Supplied material Start Marker

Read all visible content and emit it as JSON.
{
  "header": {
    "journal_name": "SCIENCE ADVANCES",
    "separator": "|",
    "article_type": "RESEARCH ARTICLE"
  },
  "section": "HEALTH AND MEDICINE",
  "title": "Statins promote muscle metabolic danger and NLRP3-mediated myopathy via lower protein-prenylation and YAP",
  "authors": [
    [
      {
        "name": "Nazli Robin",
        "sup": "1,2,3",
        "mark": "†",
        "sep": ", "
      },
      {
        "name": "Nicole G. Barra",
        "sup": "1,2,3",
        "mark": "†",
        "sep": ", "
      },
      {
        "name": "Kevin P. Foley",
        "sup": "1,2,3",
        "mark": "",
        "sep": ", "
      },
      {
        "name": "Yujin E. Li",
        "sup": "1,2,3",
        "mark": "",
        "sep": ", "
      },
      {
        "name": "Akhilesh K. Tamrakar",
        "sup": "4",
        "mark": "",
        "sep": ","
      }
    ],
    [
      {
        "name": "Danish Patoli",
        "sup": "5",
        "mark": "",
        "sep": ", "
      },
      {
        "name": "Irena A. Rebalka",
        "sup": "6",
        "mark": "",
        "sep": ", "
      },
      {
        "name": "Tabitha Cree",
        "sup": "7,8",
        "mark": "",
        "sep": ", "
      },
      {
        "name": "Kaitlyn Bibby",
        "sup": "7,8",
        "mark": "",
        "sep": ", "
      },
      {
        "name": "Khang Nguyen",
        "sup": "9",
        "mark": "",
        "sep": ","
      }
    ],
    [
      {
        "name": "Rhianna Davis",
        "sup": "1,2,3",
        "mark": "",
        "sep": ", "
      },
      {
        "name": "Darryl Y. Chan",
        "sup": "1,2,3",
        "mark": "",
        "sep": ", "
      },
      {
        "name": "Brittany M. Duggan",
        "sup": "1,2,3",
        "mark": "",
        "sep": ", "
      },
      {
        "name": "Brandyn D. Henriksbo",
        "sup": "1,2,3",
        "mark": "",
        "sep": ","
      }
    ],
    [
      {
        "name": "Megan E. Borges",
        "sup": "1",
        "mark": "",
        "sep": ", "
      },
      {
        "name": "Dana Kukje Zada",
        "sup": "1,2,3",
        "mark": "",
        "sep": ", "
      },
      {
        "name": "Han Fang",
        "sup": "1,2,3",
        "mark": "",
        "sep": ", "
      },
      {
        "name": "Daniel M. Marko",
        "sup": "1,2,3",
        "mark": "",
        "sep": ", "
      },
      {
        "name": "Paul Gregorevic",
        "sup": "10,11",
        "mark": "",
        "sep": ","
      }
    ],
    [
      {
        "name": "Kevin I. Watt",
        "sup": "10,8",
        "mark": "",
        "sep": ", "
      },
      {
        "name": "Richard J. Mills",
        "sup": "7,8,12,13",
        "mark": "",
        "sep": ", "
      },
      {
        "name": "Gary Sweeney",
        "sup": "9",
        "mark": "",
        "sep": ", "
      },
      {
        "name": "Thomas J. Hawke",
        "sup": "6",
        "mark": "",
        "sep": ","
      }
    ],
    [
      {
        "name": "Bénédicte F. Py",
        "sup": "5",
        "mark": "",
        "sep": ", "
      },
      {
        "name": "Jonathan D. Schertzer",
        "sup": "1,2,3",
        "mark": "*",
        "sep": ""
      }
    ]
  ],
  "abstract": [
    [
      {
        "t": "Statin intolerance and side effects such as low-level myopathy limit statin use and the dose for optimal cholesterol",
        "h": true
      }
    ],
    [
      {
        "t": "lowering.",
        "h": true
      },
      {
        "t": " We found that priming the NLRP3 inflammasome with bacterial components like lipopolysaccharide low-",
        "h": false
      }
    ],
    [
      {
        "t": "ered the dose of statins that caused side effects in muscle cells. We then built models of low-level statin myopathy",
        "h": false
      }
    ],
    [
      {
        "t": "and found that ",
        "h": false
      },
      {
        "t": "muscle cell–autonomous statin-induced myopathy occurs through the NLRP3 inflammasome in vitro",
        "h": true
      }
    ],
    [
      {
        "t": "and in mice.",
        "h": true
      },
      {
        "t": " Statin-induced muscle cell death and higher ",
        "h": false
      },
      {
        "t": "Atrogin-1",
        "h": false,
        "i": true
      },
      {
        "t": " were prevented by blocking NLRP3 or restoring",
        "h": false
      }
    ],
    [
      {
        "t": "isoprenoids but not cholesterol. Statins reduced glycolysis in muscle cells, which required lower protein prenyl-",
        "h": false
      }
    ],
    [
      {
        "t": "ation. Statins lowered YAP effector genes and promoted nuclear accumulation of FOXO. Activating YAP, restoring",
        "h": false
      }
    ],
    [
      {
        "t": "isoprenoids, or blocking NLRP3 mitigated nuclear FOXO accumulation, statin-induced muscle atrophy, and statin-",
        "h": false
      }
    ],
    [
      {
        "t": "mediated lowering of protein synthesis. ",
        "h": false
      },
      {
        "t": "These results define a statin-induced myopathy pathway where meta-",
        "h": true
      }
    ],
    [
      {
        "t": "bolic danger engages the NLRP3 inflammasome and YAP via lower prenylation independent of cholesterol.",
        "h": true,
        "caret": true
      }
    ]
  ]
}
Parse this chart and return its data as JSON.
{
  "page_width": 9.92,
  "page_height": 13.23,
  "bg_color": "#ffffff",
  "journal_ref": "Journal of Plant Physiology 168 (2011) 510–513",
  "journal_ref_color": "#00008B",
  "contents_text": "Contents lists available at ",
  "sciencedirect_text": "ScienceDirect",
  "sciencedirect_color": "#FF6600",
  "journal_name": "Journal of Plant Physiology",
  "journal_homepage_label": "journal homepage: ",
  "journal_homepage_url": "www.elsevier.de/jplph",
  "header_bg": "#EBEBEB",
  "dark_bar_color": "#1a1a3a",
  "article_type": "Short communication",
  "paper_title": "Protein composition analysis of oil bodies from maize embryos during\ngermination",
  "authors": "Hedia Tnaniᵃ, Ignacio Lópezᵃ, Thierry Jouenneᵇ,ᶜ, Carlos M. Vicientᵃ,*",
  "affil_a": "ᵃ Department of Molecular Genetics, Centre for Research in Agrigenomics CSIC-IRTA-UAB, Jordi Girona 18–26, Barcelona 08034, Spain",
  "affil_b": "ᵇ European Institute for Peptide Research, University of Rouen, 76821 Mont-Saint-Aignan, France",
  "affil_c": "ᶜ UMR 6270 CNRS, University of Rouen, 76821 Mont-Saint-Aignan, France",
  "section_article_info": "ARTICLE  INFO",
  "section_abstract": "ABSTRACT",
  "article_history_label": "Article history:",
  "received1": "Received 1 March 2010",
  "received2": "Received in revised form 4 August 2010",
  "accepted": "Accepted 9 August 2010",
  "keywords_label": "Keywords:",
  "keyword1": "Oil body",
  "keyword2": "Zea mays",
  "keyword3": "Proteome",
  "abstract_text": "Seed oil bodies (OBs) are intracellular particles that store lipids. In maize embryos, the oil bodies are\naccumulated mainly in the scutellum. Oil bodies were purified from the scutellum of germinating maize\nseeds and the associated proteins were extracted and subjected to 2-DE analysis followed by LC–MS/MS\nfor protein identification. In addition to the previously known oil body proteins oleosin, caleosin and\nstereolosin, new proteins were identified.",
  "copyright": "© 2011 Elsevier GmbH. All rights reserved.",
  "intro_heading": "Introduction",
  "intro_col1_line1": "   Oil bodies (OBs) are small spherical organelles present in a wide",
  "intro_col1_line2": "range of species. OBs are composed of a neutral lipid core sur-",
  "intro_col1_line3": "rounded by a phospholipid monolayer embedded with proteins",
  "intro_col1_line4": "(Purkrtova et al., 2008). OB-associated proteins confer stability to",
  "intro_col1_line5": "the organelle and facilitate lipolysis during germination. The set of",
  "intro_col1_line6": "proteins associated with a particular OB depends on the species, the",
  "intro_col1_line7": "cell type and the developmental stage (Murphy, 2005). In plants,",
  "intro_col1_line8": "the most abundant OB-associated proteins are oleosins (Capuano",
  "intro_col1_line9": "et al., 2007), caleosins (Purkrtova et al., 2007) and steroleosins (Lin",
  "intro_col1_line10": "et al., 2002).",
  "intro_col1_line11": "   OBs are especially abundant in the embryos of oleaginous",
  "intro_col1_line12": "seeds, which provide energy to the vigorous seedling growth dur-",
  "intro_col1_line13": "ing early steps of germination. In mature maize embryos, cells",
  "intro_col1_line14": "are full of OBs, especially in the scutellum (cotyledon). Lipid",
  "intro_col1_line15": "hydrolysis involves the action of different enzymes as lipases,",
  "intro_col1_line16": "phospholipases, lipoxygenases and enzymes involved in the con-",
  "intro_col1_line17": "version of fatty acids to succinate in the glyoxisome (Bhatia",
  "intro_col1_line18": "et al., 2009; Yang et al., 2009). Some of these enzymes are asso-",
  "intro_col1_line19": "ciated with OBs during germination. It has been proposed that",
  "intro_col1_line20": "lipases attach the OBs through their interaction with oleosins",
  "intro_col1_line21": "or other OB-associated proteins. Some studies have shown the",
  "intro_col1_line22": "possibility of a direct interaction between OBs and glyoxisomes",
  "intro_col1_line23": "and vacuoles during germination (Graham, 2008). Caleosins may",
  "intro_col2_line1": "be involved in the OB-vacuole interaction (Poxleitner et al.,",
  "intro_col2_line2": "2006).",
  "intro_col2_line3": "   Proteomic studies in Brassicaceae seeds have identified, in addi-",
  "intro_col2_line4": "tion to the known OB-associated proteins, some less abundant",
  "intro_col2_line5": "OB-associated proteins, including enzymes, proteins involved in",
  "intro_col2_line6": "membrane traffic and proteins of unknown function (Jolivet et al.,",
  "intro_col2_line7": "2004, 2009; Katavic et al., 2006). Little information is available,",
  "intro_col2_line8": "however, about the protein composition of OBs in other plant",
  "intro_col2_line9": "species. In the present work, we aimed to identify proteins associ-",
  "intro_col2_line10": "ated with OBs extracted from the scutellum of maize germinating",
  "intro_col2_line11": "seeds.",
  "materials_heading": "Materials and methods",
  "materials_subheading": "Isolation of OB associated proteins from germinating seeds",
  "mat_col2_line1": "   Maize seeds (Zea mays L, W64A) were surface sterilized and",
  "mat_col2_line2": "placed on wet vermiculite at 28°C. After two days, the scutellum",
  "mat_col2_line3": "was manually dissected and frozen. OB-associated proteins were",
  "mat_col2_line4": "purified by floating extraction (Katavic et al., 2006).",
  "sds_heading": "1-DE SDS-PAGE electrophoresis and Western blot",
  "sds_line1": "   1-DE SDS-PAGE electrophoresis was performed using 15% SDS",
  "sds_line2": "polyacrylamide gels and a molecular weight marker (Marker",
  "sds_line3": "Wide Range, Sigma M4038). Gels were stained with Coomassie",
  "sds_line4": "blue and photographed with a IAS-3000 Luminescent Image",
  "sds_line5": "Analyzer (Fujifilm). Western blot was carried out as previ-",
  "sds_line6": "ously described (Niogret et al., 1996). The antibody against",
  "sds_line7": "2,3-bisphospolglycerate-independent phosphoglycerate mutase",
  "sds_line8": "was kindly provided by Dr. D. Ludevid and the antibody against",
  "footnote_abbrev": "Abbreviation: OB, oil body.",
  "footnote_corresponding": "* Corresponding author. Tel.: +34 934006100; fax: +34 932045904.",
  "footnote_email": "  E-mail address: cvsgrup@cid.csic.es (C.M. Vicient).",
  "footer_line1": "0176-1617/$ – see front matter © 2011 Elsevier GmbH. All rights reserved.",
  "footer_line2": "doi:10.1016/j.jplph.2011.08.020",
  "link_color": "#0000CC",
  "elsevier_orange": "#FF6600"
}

Supplied material End Marker

◆ Exercise instructions
Each line above that has the word "Received" must be copied.

◆ Written response
  "received1": "Received 1 March 2010",
  "received2": "Received in revised form 4 August 2010",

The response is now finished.